◆ VORLIEGENDER TEXTAUSZUG ◆
☆ ☆ ☆

Die Regelung in § 33a Abs. 1 Satz 4 EStG, nach der Ausbildungshilfen aus öffentlichen Mitteln stets auf den Abzugshöchstbetrag anzurechnen sind, ist dem Zweck der Vorschrift entsprechend einzuschränken. Bei Ausbildungshilfen sieht das Gesetz keine Einschränkung dergestalt vor, dass nur Zuwendungen für den üblichen Ausbildungsbedarf angerechnet werden. Dies erklärt sich daraus, dass Eltern bürgerlich-rechtlich im Rahmen ihrer wirtschaftlichen Leistungsfähigkeit für alle Aufwendungen, die im Zusammenhang mit der Berufsausbildung anfallen, aufzukommen haben, also auch für Sonderbedarf, sofern dieser nach dem Ausbildungsgang notwendigerweise anfällt[1]. Leistungen aus öffentlichen Mitteln, die einen ausbildungsbedingten Sonderbedarf des unterhaltsberechtigten Kindes abdecken, den zu leisten die Eltern danach bürgerlich-rechtlich verpflichtet sind, mindern die Unterhaltsverpflichtungen von Eltern und rechtfertigen daher die Kürzung des Abzugsbetrags nach § 33a Abs. 1 EStG. Nicht gerechtfertigt ist dagegen die Anrechnung von Ausbildungshilfen für Maßnahmen, deren Kosten die Eltern aufgrund ihrer Unterhaltspflicht nicht zu tragen hätten; denn insoweit werden die Eltern nicht von ihren Unterhaltspflichten entlastet.

☆ ☆ ☆

◆ AUFGABE ◆
Welche Leistungen aus öffentlichen Mitteln rechtfertigen laut dem Text zur Anrechnung von Ausbildungshilfen die Kürzung des Abzugsbetrags nach § 33a Abs. 1 EStG?

Datenauflistung
☆ ☆ ☆

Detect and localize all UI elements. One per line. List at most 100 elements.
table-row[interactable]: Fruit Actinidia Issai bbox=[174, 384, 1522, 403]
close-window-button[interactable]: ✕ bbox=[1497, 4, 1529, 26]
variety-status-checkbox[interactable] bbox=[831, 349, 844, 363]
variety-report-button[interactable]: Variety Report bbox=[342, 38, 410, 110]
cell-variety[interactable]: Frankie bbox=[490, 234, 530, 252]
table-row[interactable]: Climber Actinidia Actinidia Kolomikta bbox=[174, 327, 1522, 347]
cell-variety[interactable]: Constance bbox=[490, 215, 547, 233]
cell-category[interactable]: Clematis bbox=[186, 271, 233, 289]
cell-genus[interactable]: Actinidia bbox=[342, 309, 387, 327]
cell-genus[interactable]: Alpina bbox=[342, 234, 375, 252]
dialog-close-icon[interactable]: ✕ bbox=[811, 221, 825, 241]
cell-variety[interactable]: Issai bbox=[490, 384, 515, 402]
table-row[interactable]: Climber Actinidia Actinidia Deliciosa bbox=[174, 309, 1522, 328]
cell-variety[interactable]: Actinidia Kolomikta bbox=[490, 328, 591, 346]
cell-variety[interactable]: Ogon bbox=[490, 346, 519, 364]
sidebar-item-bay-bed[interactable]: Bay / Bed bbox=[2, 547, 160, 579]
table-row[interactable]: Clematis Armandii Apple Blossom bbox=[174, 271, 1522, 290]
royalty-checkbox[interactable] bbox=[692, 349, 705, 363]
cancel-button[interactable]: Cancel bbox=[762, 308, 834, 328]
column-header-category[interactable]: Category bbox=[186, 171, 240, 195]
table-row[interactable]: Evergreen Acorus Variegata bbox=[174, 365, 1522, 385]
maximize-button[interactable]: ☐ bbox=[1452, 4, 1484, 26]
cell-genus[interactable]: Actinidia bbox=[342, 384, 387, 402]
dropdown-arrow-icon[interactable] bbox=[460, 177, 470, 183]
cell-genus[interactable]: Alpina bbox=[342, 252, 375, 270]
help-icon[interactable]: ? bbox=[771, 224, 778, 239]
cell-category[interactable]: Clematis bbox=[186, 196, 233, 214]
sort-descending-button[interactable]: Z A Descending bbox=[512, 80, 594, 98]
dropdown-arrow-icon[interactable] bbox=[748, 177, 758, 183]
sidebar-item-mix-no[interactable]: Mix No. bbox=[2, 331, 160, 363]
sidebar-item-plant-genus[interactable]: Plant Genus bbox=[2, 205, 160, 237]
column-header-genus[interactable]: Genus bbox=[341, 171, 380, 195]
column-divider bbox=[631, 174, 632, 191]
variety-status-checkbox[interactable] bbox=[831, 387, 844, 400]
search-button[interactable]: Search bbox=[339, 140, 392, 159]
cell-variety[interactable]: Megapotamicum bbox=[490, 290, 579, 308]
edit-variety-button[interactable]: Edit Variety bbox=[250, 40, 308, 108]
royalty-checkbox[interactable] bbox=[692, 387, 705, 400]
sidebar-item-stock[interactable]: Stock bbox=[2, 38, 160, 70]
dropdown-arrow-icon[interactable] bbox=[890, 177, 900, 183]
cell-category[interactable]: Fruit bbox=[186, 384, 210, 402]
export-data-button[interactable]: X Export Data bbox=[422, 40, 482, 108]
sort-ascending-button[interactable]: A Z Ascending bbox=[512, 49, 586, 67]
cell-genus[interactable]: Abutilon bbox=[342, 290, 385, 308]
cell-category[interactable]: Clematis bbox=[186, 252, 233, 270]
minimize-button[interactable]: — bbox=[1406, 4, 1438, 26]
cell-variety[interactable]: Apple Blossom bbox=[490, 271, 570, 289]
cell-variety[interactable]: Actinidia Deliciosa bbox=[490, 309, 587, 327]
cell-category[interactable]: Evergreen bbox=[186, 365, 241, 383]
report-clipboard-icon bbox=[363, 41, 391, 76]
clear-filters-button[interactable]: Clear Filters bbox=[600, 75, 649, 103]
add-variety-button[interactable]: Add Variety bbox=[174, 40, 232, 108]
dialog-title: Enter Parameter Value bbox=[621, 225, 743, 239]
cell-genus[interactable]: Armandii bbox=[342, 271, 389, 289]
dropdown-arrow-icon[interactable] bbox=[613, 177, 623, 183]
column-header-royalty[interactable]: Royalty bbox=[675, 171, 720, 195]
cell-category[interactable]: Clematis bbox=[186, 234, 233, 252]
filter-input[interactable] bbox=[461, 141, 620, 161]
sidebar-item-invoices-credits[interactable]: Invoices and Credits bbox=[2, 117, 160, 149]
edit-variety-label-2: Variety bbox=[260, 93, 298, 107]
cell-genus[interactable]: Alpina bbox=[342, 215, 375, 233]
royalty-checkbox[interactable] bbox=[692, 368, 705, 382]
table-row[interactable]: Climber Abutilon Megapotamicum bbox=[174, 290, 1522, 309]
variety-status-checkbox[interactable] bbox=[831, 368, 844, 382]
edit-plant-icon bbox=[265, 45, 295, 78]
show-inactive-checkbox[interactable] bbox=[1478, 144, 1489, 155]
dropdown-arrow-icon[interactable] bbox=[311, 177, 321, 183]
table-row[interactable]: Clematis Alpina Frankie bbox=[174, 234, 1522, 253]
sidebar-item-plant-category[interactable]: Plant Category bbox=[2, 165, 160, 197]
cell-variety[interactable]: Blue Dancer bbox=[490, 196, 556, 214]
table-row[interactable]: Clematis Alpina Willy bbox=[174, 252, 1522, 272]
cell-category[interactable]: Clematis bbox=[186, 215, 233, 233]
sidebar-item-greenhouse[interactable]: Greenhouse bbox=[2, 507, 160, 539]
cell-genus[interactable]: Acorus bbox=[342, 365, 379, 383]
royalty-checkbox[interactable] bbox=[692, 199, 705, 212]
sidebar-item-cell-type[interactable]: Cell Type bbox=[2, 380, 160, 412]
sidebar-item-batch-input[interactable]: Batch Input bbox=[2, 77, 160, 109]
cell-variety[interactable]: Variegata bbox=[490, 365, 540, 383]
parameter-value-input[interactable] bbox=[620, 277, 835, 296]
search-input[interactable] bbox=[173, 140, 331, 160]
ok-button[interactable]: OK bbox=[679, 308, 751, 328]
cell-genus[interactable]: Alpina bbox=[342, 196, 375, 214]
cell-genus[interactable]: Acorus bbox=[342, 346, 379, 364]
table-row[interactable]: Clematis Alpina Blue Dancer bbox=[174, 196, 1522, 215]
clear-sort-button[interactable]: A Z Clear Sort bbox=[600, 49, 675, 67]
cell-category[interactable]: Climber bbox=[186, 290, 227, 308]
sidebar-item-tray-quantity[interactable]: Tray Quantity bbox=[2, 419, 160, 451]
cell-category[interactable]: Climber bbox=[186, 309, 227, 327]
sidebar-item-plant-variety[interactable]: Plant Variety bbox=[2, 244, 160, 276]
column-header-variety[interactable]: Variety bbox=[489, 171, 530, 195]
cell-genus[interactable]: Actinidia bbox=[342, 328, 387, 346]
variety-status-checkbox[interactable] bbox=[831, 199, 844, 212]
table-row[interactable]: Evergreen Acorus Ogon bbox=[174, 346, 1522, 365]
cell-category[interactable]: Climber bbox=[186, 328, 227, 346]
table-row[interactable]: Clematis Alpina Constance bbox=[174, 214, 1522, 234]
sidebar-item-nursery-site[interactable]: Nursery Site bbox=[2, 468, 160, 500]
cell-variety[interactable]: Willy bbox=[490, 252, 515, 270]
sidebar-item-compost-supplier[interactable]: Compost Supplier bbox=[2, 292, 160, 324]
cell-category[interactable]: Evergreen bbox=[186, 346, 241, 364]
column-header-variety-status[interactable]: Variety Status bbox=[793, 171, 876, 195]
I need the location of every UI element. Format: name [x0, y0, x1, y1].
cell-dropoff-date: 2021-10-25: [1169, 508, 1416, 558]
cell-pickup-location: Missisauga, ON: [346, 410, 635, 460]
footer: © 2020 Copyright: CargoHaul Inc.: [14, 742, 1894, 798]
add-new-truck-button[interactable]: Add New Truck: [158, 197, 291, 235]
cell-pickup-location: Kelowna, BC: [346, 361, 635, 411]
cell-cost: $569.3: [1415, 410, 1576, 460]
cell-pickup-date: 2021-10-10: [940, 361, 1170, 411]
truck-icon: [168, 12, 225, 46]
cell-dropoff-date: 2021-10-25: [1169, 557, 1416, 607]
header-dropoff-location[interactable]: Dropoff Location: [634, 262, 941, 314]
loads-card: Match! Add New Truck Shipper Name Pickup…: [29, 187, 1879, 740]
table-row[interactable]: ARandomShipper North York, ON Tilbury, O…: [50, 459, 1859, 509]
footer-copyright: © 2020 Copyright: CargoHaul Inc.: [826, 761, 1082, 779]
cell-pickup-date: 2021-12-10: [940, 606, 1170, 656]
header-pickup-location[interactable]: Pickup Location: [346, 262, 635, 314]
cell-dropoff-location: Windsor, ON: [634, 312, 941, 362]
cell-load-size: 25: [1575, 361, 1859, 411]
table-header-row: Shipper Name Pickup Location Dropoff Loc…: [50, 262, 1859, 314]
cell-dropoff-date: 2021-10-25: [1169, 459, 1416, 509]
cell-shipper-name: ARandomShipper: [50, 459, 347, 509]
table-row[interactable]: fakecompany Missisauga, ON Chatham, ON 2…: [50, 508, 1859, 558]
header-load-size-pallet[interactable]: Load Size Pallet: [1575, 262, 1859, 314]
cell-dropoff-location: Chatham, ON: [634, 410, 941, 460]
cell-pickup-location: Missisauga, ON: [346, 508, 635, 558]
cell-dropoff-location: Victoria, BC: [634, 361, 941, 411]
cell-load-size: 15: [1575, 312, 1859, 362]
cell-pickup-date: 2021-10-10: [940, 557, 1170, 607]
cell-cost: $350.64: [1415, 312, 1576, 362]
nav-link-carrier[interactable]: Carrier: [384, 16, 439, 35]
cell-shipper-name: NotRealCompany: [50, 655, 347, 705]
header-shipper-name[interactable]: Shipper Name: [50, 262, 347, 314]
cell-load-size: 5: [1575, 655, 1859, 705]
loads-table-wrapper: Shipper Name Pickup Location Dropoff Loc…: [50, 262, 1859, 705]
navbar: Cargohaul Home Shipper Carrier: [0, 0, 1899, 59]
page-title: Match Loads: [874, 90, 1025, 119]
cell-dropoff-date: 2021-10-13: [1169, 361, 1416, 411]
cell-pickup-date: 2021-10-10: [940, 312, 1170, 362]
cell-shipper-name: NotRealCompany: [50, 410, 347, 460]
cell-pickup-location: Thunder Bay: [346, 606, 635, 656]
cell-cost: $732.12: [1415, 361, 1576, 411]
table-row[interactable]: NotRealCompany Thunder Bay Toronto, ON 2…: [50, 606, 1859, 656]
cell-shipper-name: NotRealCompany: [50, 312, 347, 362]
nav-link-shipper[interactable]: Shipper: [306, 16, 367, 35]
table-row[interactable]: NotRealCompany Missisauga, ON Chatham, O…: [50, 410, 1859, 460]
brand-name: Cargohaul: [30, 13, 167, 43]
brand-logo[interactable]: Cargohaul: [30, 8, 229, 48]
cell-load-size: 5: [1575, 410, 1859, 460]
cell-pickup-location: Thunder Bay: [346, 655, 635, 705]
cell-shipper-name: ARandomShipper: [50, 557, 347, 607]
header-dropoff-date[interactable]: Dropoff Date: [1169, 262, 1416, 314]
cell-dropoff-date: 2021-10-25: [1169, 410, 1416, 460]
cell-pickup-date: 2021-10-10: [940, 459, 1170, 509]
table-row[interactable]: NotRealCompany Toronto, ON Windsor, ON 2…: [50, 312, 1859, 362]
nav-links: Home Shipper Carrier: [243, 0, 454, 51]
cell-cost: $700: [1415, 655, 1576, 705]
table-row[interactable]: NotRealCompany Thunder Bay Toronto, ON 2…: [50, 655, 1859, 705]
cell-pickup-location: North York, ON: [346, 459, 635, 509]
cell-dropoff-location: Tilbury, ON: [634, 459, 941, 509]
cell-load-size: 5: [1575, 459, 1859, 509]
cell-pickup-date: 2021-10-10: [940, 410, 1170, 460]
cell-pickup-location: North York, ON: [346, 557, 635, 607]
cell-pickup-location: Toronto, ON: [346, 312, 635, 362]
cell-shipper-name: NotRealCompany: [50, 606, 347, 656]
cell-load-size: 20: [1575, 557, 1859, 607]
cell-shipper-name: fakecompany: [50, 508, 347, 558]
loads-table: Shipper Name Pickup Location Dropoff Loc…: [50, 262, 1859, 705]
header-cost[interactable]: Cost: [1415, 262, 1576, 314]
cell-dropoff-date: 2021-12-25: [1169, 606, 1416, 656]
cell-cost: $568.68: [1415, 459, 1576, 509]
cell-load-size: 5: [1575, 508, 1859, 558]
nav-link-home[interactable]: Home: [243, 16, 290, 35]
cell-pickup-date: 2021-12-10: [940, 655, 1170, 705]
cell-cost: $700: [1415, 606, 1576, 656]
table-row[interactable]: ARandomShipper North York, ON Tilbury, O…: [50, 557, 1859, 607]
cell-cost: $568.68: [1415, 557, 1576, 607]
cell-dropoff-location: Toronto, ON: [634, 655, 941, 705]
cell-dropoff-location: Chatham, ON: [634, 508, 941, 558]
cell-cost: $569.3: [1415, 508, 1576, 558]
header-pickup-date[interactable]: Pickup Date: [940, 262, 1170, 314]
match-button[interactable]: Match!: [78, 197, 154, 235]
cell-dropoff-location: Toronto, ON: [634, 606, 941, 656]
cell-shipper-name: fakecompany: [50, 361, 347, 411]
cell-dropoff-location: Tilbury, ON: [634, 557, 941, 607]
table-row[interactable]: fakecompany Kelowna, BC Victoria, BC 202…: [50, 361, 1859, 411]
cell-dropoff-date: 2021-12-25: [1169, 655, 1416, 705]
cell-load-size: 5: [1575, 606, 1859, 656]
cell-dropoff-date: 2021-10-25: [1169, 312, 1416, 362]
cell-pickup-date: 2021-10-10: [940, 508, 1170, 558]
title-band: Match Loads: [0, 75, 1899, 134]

☆ ☆ ☆

◆ LÖSUNG ◆
Leistungen, die einen ausbildungsbedingten Sonderbedarf des unterhaltsberechtigten Kindes abdecken, den die Eltern bürgerlich-rechtlich zu leisten verpflichtet sind.